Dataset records
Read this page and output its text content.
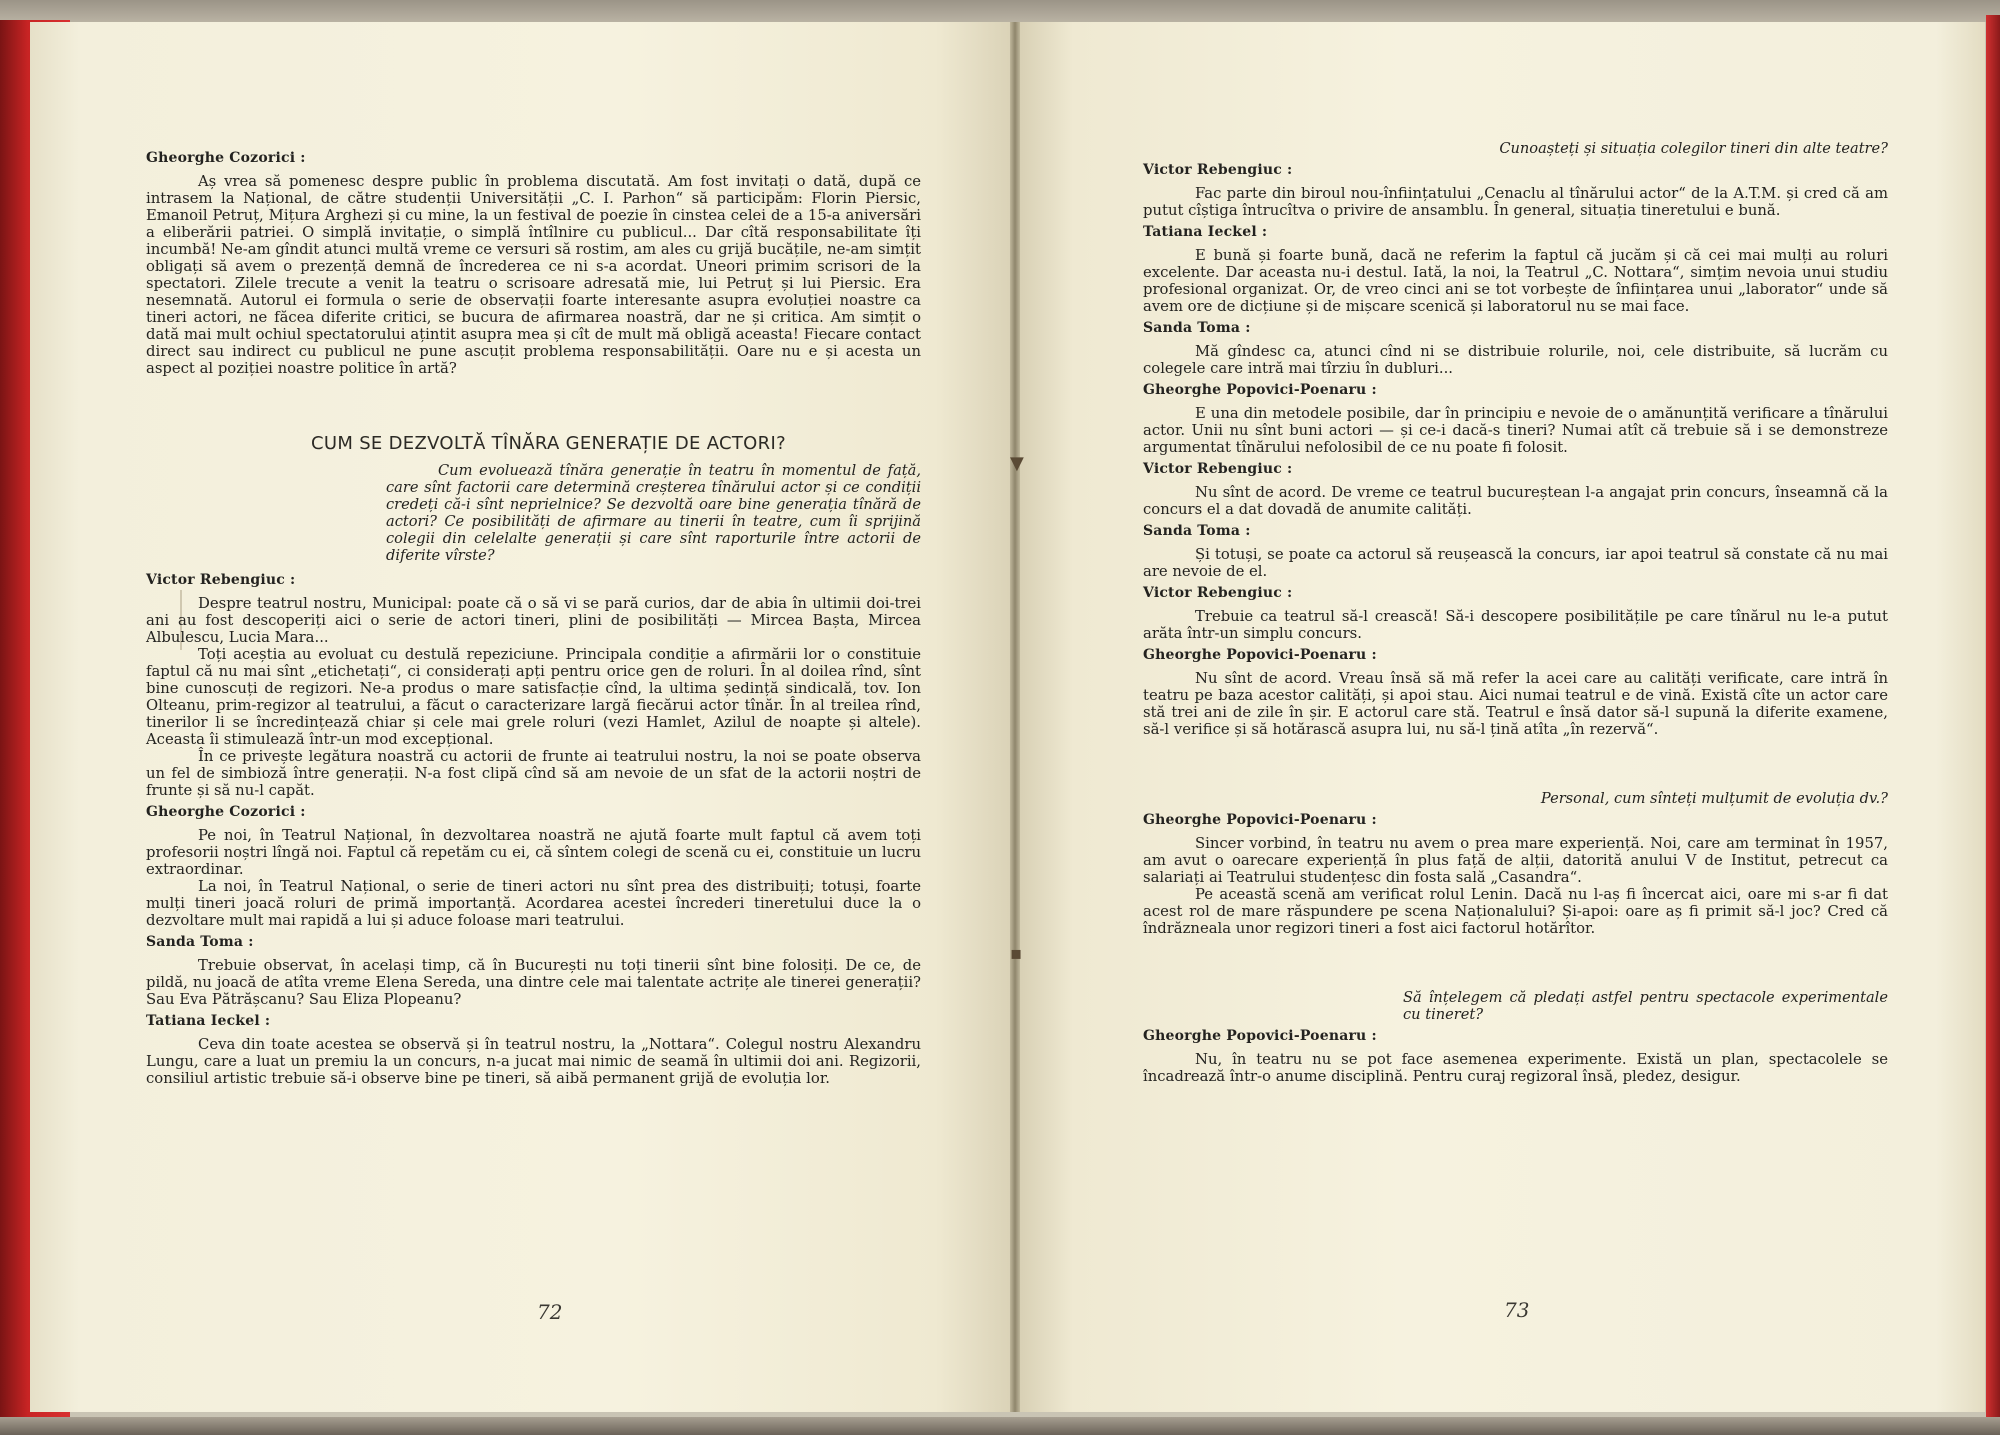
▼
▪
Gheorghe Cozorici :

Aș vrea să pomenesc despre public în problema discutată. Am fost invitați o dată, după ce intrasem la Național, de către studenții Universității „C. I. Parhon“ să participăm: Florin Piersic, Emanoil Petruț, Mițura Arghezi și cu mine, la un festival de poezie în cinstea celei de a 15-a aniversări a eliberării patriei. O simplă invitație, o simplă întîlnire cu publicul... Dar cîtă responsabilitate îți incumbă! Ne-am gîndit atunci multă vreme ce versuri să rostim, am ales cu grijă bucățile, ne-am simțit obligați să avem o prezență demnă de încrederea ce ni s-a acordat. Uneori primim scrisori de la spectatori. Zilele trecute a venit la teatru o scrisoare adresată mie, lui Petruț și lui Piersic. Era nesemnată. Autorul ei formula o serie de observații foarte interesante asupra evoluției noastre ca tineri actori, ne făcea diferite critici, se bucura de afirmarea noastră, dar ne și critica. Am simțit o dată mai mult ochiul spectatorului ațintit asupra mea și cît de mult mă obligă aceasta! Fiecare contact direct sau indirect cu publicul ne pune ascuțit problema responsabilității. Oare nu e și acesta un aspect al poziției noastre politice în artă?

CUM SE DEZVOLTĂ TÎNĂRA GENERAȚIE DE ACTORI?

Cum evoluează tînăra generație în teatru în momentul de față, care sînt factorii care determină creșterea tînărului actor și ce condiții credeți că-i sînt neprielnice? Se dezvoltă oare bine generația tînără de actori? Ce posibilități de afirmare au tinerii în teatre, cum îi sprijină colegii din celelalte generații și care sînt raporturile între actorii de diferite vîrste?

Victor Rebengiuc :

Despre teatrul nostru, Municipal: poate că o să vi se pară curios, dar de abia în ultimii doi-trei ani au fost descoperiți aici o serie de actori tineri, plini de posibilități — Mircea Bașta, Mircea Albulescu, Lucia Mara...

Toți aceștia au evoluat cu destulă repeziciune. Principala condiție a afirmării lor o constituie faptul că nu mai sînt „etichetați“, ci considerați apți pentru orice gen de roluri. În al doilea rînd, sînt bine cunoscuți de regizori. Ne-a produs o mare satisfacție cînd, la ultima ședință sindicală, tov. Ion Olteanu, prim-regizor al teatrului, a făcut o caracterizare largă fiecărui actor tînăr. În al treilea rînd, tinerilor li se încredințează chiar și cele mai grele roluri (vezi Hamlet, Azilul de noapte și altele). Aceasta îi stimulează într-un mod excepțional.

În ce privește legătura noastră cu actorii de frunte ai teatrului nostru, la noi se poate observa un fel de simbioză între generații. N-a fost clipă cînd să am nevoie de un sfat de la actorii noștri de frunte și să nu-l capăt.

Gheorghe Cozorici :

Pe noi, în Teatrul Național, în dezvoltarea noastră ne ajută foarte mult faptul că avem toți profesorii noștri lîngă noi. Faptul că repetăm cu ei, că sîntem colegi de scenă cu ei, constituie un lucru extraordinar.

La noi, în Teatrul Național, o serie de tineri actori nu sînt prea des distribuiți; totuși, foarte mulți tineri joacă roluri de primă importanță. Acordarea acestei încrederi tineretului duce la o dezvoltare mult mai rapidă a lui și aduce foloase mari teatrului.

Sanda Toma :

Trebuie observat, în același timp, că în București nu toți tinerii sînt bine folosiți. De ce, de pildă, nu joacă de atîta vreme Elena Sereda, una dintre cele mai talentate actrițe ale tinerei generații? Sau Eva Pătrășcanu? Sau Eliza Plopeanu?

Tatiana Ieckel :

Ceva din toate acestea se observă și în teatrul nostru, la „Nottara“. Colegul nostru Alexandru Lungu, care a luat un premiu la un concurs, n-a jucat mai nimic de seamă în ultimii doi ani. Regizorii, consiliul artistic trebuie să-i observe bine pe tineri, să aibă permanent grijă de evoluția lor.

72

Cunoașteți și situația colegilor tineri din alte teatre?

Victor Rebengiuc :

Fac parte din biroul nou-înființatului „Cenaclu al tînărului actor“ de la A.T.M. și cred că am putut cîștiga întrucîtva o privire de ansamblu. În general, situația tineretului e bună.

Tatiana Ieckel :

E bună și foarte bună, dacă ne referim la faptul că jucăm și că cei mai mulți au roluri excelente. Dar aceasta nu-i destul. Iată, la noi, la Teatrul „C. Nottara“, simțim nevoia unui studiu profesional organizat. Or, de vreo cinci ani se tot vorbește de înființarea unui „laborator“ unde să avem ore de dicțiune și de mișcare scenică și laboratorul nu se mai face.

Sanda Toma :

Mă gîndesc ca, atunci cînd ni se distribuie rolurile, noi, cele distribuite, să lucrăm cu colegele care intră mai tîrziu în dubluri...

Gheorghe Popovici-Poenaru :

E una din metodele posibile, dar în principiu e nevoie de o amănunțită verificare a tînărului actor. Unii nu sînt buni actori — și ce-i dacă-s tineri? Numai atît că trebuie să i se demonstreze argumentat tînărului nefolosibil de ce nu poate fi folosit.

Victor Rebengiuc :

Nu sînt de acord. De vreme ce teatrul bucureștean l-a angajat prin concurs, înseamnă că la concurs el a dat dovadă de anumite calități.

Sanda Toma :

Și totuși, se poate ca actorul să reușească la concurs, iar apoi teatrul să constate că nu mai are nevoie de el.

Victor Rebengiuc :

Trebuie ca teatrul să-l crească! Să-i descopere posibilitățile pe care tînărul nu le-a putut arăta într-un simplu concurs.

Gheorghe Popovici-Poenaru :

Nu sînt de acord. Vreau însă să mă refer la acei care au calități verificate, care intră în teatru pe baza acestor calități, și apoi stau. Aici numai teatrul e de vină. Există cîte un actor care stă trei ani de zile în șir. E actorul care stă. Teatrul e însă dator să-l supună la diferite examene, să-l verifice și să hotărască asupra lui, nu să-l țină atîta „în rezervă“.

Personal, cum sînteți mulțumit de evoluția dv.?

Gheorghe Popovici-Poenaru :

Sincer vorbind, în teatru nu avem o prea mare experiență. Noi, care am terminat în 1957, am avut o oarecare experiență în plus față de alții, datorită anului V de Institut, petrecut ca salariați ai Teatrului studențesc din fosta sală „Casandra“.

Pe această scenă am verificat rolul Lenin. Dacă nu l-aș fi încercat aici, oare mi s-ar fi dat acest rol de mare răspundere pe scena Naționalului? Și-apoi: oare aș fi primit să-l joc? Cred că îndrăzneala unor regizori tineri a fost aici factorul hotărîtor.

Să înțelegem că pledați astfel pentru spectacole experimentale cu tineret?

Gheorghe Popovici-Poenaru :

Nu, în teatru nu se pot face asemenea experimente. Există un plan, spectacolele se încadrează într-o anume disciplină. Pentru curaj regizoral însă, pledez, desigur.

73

_Set task_: Go through the listing above and write it all out exactly, leaving out any picture.

_Written response_:
Read this page and output its text content.
▼
▪
Gheorghe Cozorici :

Aș vrea să pomenesc despre public în problema discutată. Am fost invitați o dată, după ce intrasem la Național, de către studenții Universității „C. I. Parhon“ să participăm: Florin Piersic, Emanoil Petruț, Mițura Arghezi și cu mine, la un festival de poezie în cinstea celei de a 15-a aniversări a eliberării patriei. O simplă invitație, o simplă întîlnire cu publicul... Dar cîtă responsabilitate îți incumbă! Ne-am gîndit atunci multă vreme ce versuri să rostim, am ales cu grijă bucățile, ne-am simțit obligați să avem o prezență demnă de încrederea ce ni s-a acordat. Uneori primim scrisori de la spectatori. Zilele trecute a venit la teatru o scrisoare adresată mie, lui Petruț și lui Piersic. Era nesemnată. Autorul ei formula o serie de observații foarte interesante asupra evoluției noastre ca tineri actori, ne făcea diferite critici, se bucura de afirmarea noastră, dar ne și critica. Am simțit o dată mai mult ochiul spectatorului ațintit asupra mea și cît de mult mă obligă aceasta! Fiecare contact direct sau indirect cu publicul ne pune ascuțit problema responsabilității. Oare nu e și acesta un aspect al poziției noastre politice în artă?

CUM SE DEZVOLTĂ TÎNĂRA GENERAȚIE DE ACTORI?

Cum evoluează tînăra generație în teatru în momentul de față, care sînt factorii care determină creșterea tînărului actor și ce condiții credeți că-i sînt neprielnice? Se dezvoltă oare bine generația tînără de actori? Ce posibilități de afirmare au tinerii în teatre, cum îi sprijină colegii din celelalte generații și care sînt raporturile între actorii de diferite vîrste?

Victor Rebengiuc :

Despre teatrul nostru, Municipal: poate că o să vi se pară curios, dar de abia în ultimii doi-trei ani au fost descoperiți aici o serie de actori tineri, plini de posibilități — Mircea Bașta, Mircea Albulescu, Lucia Mara...

Toți aceștia au evoluat cu destulă repeziciune. Principala condiție a afirmării lor o constituie faptul că nu mai sînt „etichetați“, ci considerați apți pentru orice gen de roluri. În al doilea rînd, sînt bine cunoscuți de regizori. Ne-a produs o mare satisfacție cînd, la ultima ședință sindicală, tov. Ion Olteanu, prim-regizor al teatrului, a făcut o caracterizare largă fiecărui actor tînăr. În al treilea rînd, tinerilor li se încredințează chiar și cele mai grele roluri (vezi Hamlet, Azilul de noapte și altele). Aceasta îi stimulează într-un mod excepțional.

În ce privește legătura noastră cu actorii de frunte ai teatrului nostru, la noi se poate observa un fel de simbioză între generații. N-a fost clipă cînd să am nevoie de un sfat de la actorii noștri de frunte și să nu-l capăt.

Gheorghe Cozorici :

Pe noi, în Teatrul Național, în dezvoltarea noastră ne ajută foarte mult faptul că avem toți profesorii noștri lîngă noi. Faptul că repetăm cu ei, că sîntem colegi de scenă cu ei, constituie un lucru extraordinar.

La noi, în Teatrul Național, o serie de tineri actori nu sînt prea des distribuiți; totuși, foarte mulți tineri joacă roluri de primă importanță. Acordarea acestei încrederi tineretului duce la o dezvoltare mult mai rapidă a lui și aduce foloase mari teatrului.

Sanda Toma :

Trebuie observat, în același timp, că în București nu toți tinerii sînt bine folosiți. De ce, de pildă, nu joacă de atîta vreme Elena Sereda, una dintre cele mai talentate actrițe ale tinerei generații? Sau Eva Pătrășcanu? Sau Eliza Plopeanu?

Tatiana Ieckel :

Ceva din toate acestea se observă și în teatrul nostru, la „Nottara“. Colegul nostru Alexandru Lungu, care a luat un premiu la un concurs, n-a jucat mai nimic de seamă în ultimii doi ani. Regizorii, consiliul artistic trebuie să-i observe bine pe tineri, să aibă permanent grijă de evoluția lor.

72

Cunoașteți și situația colegilor tineri din alte teatre?

Victor Rebengiuc :

Fac parte din biroul nou-înființatului „Cenaclu al tînărului actor“ de la A.T.M. și cred că am putut cîștiga întrucîtva o privire de ansamblu. În general, situația tineretului e bună.

Tatiana Ieckel :

E bună și foarte bună, dacă ne referim la faptul că jucăm și că cei mai mulți au roluri excelente. Dar aceasta nu-i destul. Iată, la noi, la Teatrul „C. Nottara“, simțim nevoia unui studiu profesional organizat. Or, de vreo cinci ani se tot vorbește de înființarea unui „laborator“ unde să avem ore de dicțiune și de mișcare scenică și laboratorul nu se mai face.

Sanda Toma :

Mă gîndesc ca, atunci cînd ni se distribuie rolurile, noi, cele distribuite, să lucrăm cu colegele care intră mai tîrziu în dubluri...

Gheorghe Popovici-Poenaru :

E una din metodele posibile, dar în principiu e nevoie de o amănunțită verificare a tînărului actor. Unii nu sînt buni actori — și ce-i dacă-s tineri? Numai atît că trebuie să i se demonstreze argumentat tînărului nefolosibil de ce nu poate fi folosit.

Victor Rebengiuc :

Nu sînt de acord. De vreme ce teatrul bucureștean l-a angajat prin concurs, înseamnă că la concurs el a dat dovadă de anumite calități.

Sanda Toma :

Și totuși, se poate ca actorul să reușească la concurs, iar apoi teatrul să constate că nu mai are nevoie de el.

Victor Rebengiuc :

Trebuie ca teatrul să-l crească! Să-i descopere posibilitățile pe care tînărul nu le-a putut arăta într-un simplu concurs.

Gheorghe Popovici-Poenaru :

Nu sînt de acord. Vreau însă să mă refer la acei care au calități verificate, care intră în teatru pe baza acestor calități, și apoi stau. Aici numai teatrul e de vină. Există cîte un actor care stă trei ani de zile în șir. E actorul care stă. Teatrul e însă dator să-l supună la diferite examene, să-l verifice și să hotărască asupra lui, nu să-l țină atîta „în rezervă“.

Personal, cum sînteți mulțumit de evoluția dv.?

Gheorghe Popovici-Poenaru :

Sincer vorbind, în teatru nu avem o prea mare experiență. Noi, care am terminat în 1957, am avut o oarecare experiență în plus față de alții, datorită anului V de Institut, petrecut ca salariați ai Teatrului studențesc din fosta sală „Casandra“.

Pe această scenă am verificat rolul Lenin. Dacă nu l-aș fi încercat aici, oare mi s-ar fi dat acest rol de mare răspundere pe scena Naționalului? Și-apoi: oare aș fi primit să-l joc? Cred că îndrăzneala unor regizori tineri a fost aici factorul hotărîtor.

Să înțelegem că pledați astfel pentru spectacole experimentale cu tineret?

Gheorghe Popovici-Poenaru :

Nu, în teatru nu se pot face asemenea experimente. Există un plan, spectacolele se încadrează într-o anume disciplină. Pentru curaj regizoral însă, pledez, desigur.

73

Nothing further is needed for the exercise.